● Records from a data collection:
— Start —
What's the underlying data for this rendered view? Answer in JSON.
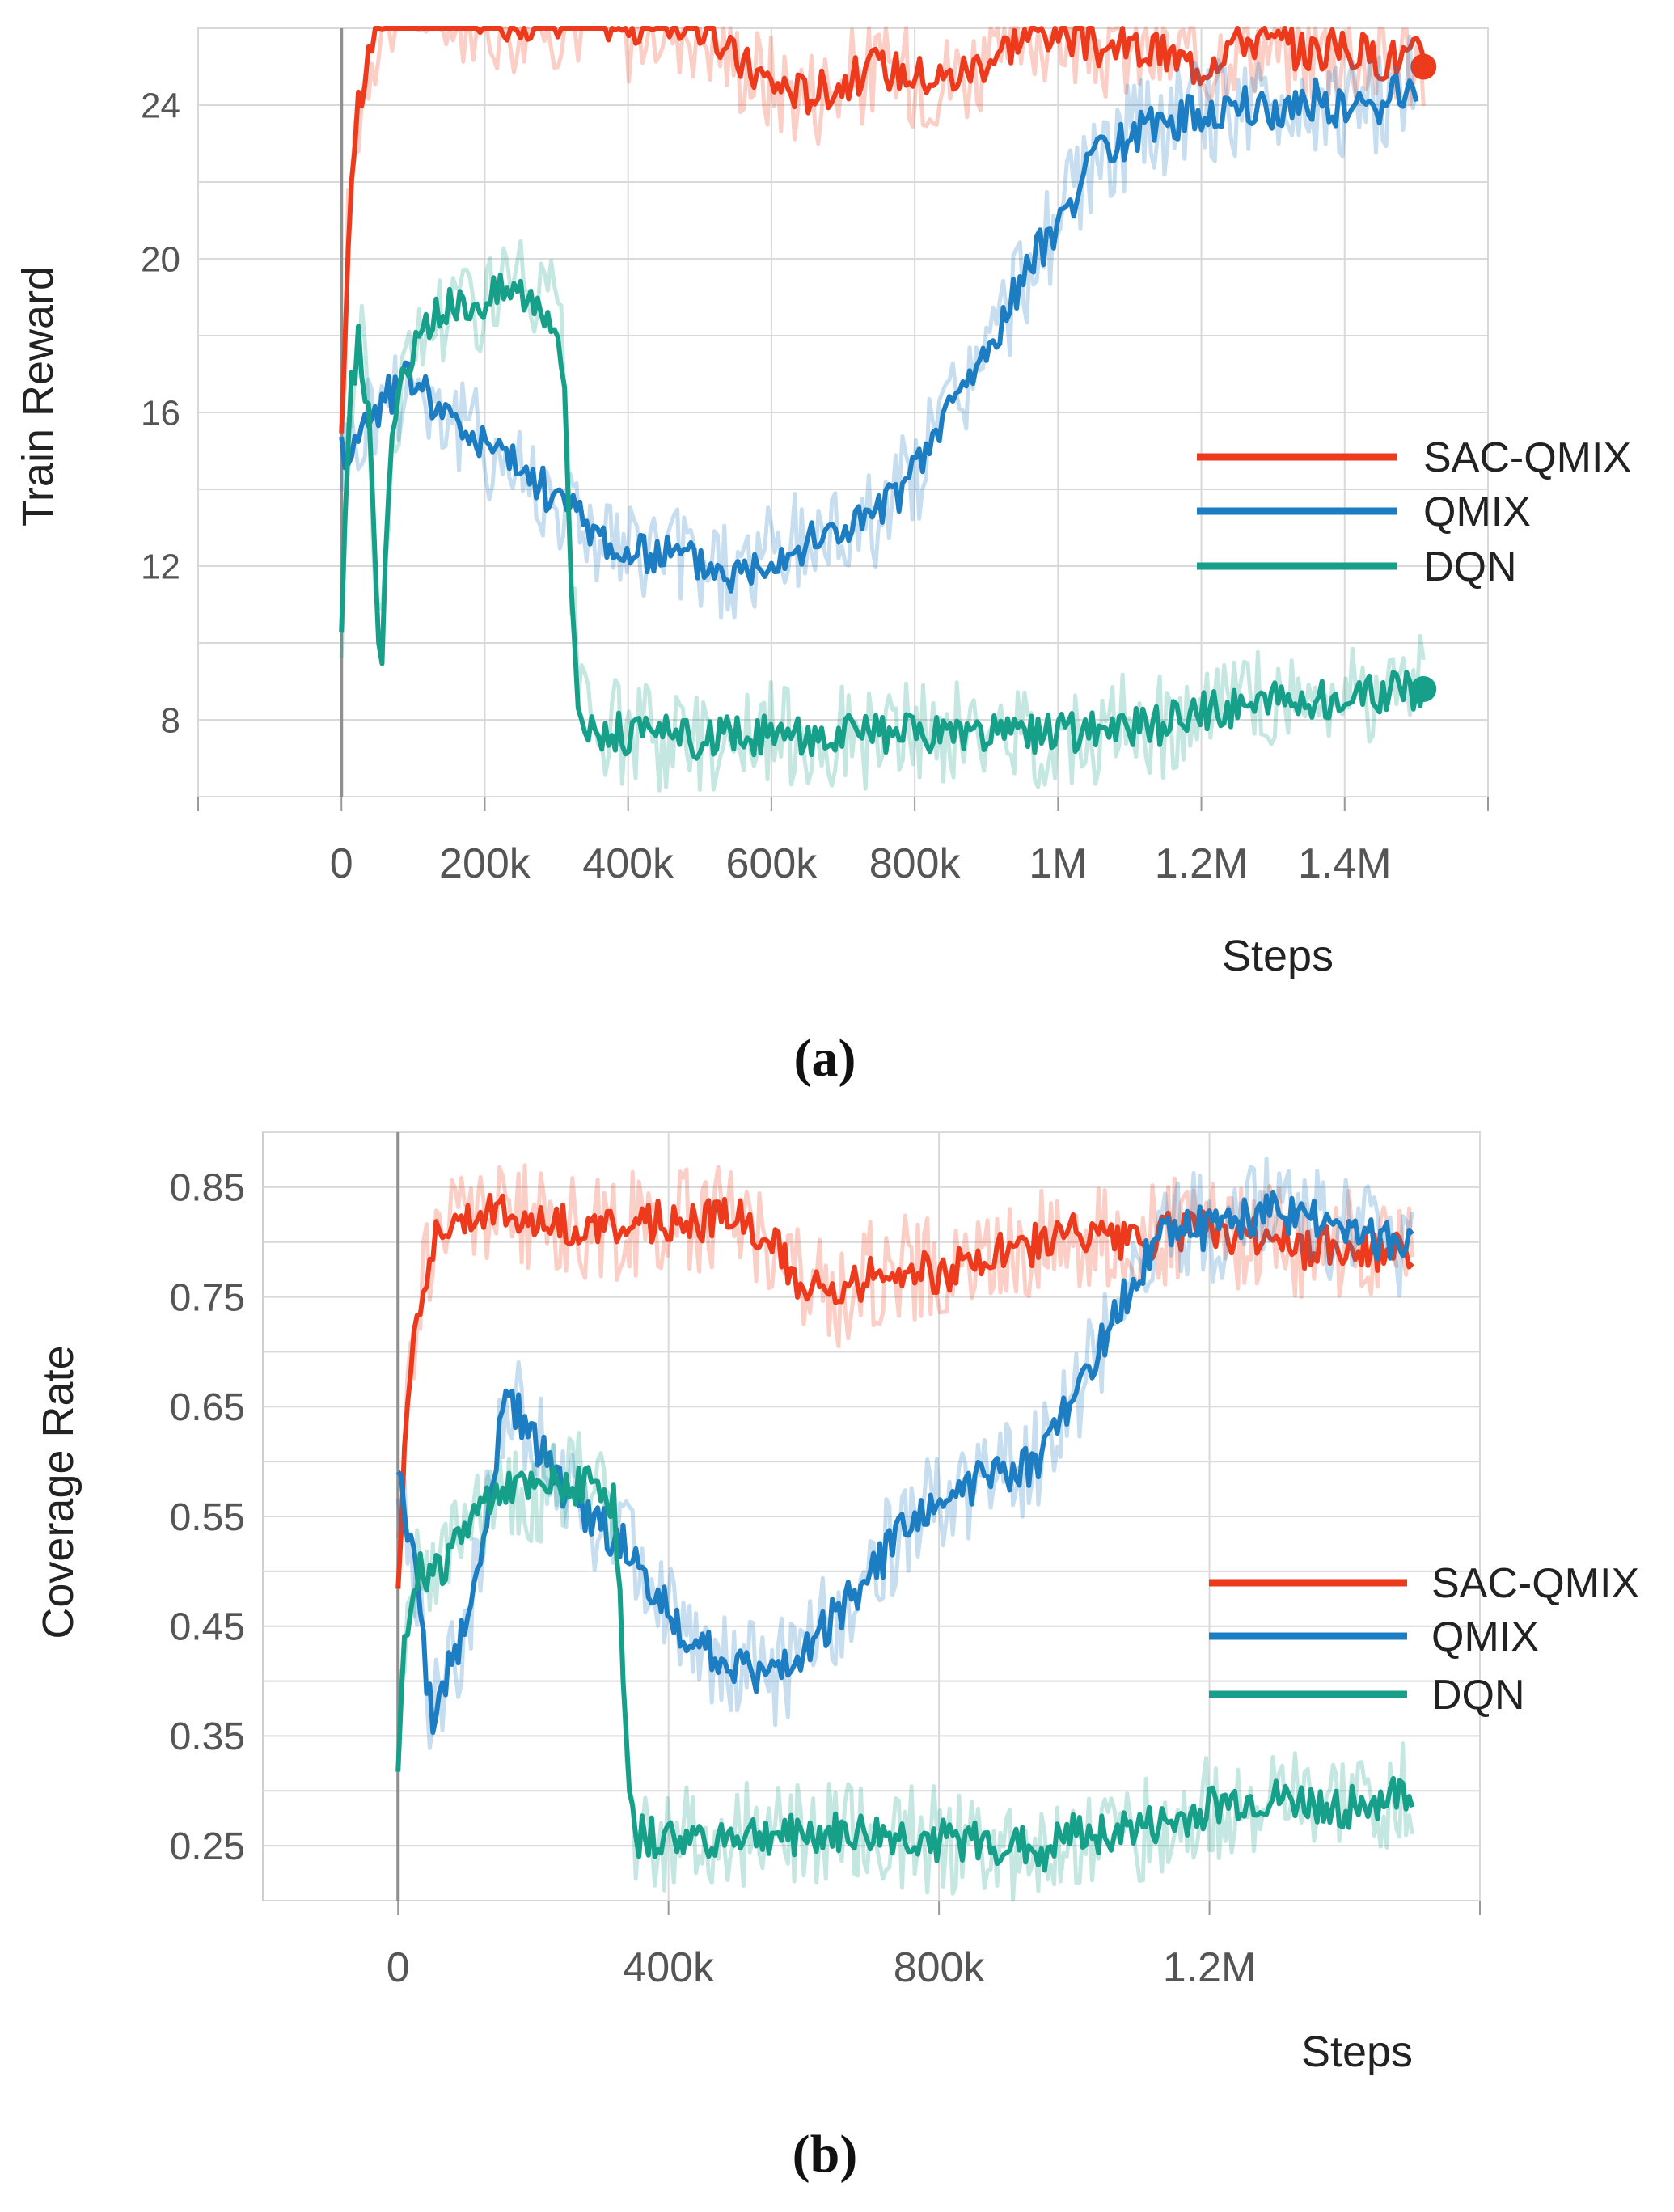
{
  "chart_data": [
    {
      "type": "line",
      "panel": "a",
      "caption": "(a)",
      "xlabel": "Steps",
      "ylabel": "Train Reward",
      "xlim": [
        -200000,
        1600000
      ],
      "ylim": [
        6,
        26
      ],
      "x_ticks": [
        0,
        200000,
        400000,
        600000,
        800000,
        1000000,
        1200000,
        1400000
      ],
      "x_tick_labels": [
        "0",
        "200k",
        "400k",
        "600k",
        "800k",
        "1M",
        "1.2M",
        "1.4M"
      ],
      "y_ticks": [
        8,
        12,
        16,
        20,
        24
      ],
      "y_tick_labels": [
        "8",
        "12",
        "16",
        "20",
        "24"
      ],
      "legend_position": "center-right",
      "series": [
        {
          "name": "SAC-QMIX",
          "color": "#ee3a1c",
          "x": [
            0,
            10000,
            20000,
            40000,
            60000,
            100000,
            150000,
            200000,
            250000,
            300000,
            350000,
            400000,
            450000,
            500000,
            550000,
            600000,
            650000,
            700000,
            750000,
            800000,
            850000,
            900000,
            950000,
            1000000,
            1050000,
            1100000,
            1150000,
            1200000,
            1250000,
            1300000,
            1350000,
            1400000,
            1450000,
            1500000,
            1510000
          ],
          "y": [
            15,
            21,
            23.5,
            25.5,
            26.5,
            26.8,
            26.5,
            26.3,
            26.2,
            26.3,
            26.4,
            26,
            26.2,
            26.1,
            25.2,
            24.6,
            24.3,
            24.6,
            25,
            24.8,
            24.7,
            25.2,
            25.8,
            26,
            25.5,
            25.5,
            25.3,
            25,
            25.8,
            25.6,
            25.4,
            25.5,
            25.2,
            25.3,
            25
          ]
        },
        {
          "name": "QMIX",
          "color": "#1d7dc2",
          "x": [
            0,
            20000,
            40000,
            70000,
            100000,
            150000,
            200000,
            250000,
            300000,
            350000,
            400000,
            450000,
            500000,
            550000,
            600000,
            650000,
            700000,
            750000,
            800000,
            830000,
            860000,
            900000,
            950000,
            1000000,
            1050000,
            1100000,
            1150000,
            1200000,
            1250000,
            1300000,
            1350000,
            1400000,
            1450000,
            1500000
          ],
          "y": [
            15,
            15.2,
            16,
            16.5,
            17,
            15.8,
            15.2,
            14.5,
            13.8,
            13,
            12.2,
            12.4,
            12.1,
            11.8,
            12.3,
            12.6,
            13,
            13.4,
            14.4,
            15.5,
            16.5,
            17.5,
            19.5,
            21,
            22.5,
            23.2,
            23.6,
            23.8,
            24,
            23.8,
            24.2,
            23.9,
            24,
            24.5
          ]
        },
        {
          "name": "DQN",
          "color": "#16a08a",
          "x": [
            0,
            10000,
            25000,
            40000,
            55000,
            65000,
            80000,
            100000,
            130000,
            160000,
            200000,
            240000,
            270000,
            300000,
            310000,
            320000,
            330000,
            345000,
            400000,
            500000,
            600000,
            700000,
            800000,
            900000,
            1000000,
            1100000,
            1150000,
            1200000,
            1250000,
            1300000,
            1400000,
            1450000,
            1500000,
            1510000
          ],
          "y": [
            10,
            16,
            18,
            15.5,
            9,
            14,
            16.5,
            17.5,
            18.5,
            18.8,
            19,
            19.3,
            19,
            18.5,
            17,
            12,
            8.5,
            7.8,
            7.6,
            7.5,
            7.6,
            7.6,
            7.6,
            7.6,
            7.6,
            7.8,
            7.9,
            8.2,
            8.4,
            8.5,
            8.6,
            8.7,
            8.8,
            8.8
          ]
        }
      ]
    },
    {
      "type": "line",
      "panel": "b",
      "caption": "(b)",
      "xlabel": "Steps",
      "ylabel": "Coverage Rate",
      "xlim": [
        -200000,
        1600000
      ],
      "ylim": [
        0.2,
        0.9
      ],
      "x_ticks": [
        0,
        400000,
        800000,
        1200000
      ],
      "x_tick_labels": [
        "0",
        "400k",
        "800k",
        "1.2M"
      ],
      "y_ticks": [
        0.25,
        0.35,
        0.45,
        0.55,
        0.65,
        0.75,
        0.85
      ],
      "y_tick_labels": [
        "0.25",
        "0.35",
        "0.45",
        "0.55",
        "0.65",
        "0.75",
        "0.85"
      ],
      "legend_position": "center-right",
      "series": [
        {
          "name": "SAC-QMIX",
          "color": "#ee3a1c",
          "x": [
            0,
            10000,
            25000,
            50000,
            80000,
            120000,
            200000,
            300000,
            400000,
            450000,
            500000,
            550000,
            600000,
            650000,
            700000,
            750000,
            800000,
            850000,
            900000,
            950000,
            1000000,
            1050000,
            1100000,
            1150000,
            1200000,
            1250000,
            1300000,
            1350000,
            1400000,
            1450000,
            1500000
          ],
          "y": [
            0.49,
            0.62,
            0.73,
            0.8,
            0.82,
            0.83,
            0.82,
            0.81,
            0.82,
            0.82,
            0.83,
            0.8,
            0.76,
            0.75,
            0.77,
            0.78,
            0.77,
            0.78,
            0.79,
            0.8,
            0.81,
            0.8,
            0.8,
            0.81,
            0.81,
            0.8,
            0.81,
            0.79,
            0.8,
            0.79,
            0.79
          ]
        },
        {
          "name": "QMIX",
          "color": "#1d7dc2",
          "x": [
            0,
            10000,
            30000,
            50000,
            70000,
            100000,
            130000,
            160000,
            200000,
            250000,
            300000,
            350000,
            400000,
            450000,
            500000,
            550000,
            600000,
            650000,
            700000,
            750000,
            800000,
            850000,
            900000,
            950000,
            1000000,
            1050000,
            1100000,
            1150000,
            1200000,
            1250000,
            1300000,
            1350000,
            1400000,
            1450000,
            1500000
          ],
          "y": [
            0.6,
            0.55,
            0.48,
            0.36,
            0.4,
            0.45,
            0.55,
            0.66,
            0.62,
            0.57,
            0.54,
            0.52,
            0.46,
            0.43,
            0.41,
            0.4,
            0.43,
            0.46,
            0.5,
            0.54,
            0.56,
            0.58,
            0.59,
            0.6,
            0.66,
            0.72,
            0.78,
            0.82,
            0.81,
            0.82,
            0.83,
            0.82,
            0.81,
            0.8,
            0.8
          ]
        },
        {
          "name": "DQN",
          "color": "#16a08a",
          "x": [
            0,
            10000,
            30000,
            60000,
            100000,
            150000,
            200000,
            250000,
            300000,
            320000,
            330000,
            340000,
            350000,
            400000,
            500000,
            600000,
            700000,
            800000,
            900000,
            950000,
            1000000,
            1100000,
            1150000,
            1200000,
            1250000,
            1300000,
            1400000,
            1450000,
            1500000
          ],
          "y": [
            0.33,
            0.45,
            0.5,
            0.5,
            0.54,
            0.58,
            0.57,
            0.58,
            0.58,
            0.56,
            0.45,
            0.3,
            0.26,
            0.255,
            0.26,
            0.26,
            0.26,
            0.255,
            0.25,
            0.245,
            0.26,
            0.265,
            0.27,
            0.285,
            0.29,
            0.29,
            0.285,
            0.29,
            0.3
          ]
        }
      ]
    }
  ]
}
— End —
● Exercise goal: Set the data above down again exactly as given, with no pictures.

● Full answer:
What's the underlying data for this rendered view? Answer in JSON.
{
  "chart_data": [
    {
      "type": "line",
      "panel": "a",
      "caption": "(a)",
      "xlabel": "Steps",
      "ylabel": "Train Reward",
      "xlim": [
        -200000,
        1600000
      ],
      "ylim": [
        6,
        26
      ],
      "x_ticks": [
        0,
        200000,
        400000,
        600000,
        800000,
        1000000,
        1200000,
        1400000
      ],
      "x_tick_labels": [
        "0",
        "200k",
        "400k",
        "600k",
        "800k",
        "1M",
        "1.2M",
        "1.4M"
      ],
      "y_ticks": [
        8,
        12,
        16,
        20,
        24
      ],
      "y_tick_labels": [
        "8",
        "12",
        "16",
        "20",
        "24"
      ],
      "legend_position": "center-right",
      "series": [
        {
          "name": "SAC-QMIX",
          "color": "#ee3a1c",
          "x": [
            0,
            10000,
            20000,
            40000,
            60000,
            100000,
            150000,
            200000,
            250000,
            300000,
            350000,
            400000,
            450000,
            500000,
            550000,
            600000,
            650000,
            700000,
            750000,
            800000,
            850000,
            900000,
            950000,
            1000000,
            1050000,
            1100000,
            1150000,
            1200000,
            1250000,
            1300000,
            1350000,
            1400000,
            1450000,
            1500000,
            1510000
          ],
          "y": [
            15,
            21,
            23.5,
            25.5,
            26.5,
            26.8,
            26.5,
            26.3,
            26.2,
            26.3,
            26.4,
            26,
            26.2,
            26.1,
            25.2,
            24.6,
            24.3,
            24.6,
            25,
            24.8,
            24.7,
            25.2,
            25.8,
            26,
            25.5,
            25.5,
            25.3,
            25,
            25.8,
            25.6,
            25.4,
            25.5,
            25.2,
            25.3,
            25
          ]
        },
        {
          "name": "QMIX",
          "color": "#1d7dc2",
          "x": [
            0,
            20000,
            40000,
            70000,
            100000,
            150000,
            200000,
            250000,
            300000,
            350000,
            400000,
            450000,
            500000,
            550000,
            600000,
            650000,
            700000,
            750000,
            800000,
            830000,
            860000,
            900000,
            950000,
            1000000,
            1050000,
            1100000,
            1150000,
            1200000,
            1250000,
            1300000,
            1350000,
            1400000,
            1450000,
            1500000
          ],
          "y": [
            15,
            15.2,
            16,
            16.5,
            17,
            15.8,
            15.2,
            14.5,
            13.8,
            13,
            12.2,
            12.4,
            12.1,
            11.8,
            12.3,
            12.6,
            13,
            13.4,
            14.4,
            15.5,
            16.5,
            17.5,
            19.5,
            21,
            22.5,
            23.2,
            23.6,
            23.8,
            24,
            23.8,
            24.2,
            23.9,
            24,
            24.5
          ]
        },
        {
          "name": "DQN",
          "color": "#16a08a",
          "x": [
            0,
            10000,
            25000,
            40000,
            55000,
            65000,
            80000,
            100000,
            130000,
            160000,
            200000,
            240000,
            270000,
            300000,
            310000,
            320000,
            330000,
            345000,
            400000,
            500000,
            600000,
            700000,
            800000,
            900000,
            1000000,
            1100000,
            1150000,
            1200000,
            1250000,
            1300000,
            1400000,
            1450000,
            1500000,
            1510000
          ],
          "y": [
            10,
            16,
            18,
            15.5,
            9,
            14,
            16.5,
            17.5,
            18.5,
            18.8,
            19,
            19.3,
            19,
            18.5,
            17,
            12,
            8.5,
            7.8,
            7.6,
            7.5,
            7.6,
            7.6,
            7.6,
            7.6,
            7.6,
            7.8,
            7.9,
            8.2,
            8.4,
            8.5,
            8.6,
            8.7,
            8.8,
            8.8
          ]
        }
      ]
    },
    {
      "type": "line",
      "panel": "b",
      "caption": "(b)",
      "xlabel": "Steps",
      "ylabel": "Coverage Rate",
      "xlim": [
        -200000,
        1600000
      ],
      "ylim": [
        0.2,
        0.9
      ],
      "x_ticks": [
        0,
        400000,
        800000,
        1200000
      ],
      "x_tick_labels": [
        "0",
        "400k",
        "800k",
        "1.2M"
      ],
      "y_ticks": [
        0.25,
        0.35,
        0.45,
        0.55,
        0.65,
        0.75,
        0.85
      ],
      "y_tick_labels": [
        "0.25",
        "0.35",
        "0.45",
        "0.55",
        "0.65",
        "0.75",
        "0.85"
      ],
      "legend_position": "center-right",
      "series": [
        {
          "name": "SAC-QMIX",
          "color": "#ee3a1c",
          "x": [
            0,
            10000,
            25000,
            50000,
            80000,
            120000,
            200000,
            300000,
            400000,
            450000,
            500000,
            550000,
            600000,
            650000,
            700000,
            750000,
            800000,
            850000,
            900000,
            950000,
            1000000,
            1050000,
            1100000,
            1150000,
            1200000,
            1250000,
            1300000,
            1350000,
            1400000,
            1450000,
            1500000
          ],
          "y": [
            0.49,
            0.62,
            0.73,
            0.8,
            0.82,
            0.83,
            0.82,
            0.81,
            0.82,
            0.82,
            0.83,
            0.8,
            0.76,
            0.75,
            0.77,
            0.78,
            0.77,
            0.78,
            0.79,
            0.8,
            0.81,
            0.8,
            0.8,
            0.81,
            0.81,
            0.8,
            0.81,
            0.79,
            0.8,
            0.79,
            0.79
          ]
        },
        {
          "name": "QMIX",
          "color": "#1d7dc2",
          "x": [
            0,
            10000,
            30000,
            50000,
            70000,
            100000,
            130000,
            160000,
            200000,
            250000,
            300000,
            350000,
            400000,
            450000,
            500000,
            550000,
            600000,
            650000,
            700000,
            750000,
            800000,
            850000,
            900000,
            950000,
            1000000,
            1050000,
            1100000,
            1150000,
            1200000,
            1250000,
            1300000,
            1350000,
            1400000,
            1450000,
            1500000
          ],
          "y": [
            0.6,
            0.55,
            0.48,
            0.36,
            0.4,
            0.45,
            0.55,
            0.66,
            0.62,
            0.57,
            0.54,
            0.52,
            0.46,
            0.43,
            0.41,
            0.4,
            0.43,
            0.46,
            0.5,
            0.54,
            0.56,
            0.58,
            0.59,
            0.6,
            0.66,
            0.72,
            0.78,
            0.82,
            0.81,
            0.82,
            0.83,
            0.82,
            0.81,
            0.8,
            0.8
          ]
        },
        {
          "name": "DQN",
          "color": "#16a08a",
          "x": [
            0,
            10000,
            30000,
            60000,
            100000,
            150000,
            200000,
            250000,
            300000,
            320000,
            330000,
            340000,
            350000,
            400000,
            500000,
            600000,
            700000,
            800000,
            900000,
            950000,
            1000000,
            1100000,
            1150000,
            1200000,
            1250000,
            1300000,
            1400000,
            1450000,
            1500000
          ],
          "y": [
            0.33,
            0.45,
            0.5,
            0.5,
            0.54,
            0.58,
            0.57,
            0.58,
            0.58,
            0.56,
            0.45,
            0.3,
            0.26,
            0.255,
            0.26,
            0.26,
            0.26,
            0.255,
            0.25,
            0.245,
            0.26,
            0.265,
            0.27,
            0.285,
            0.29,
            0.29,
            0.285,
            0.29,
            0.3
          ]
        }
      ]
    }
  ]
}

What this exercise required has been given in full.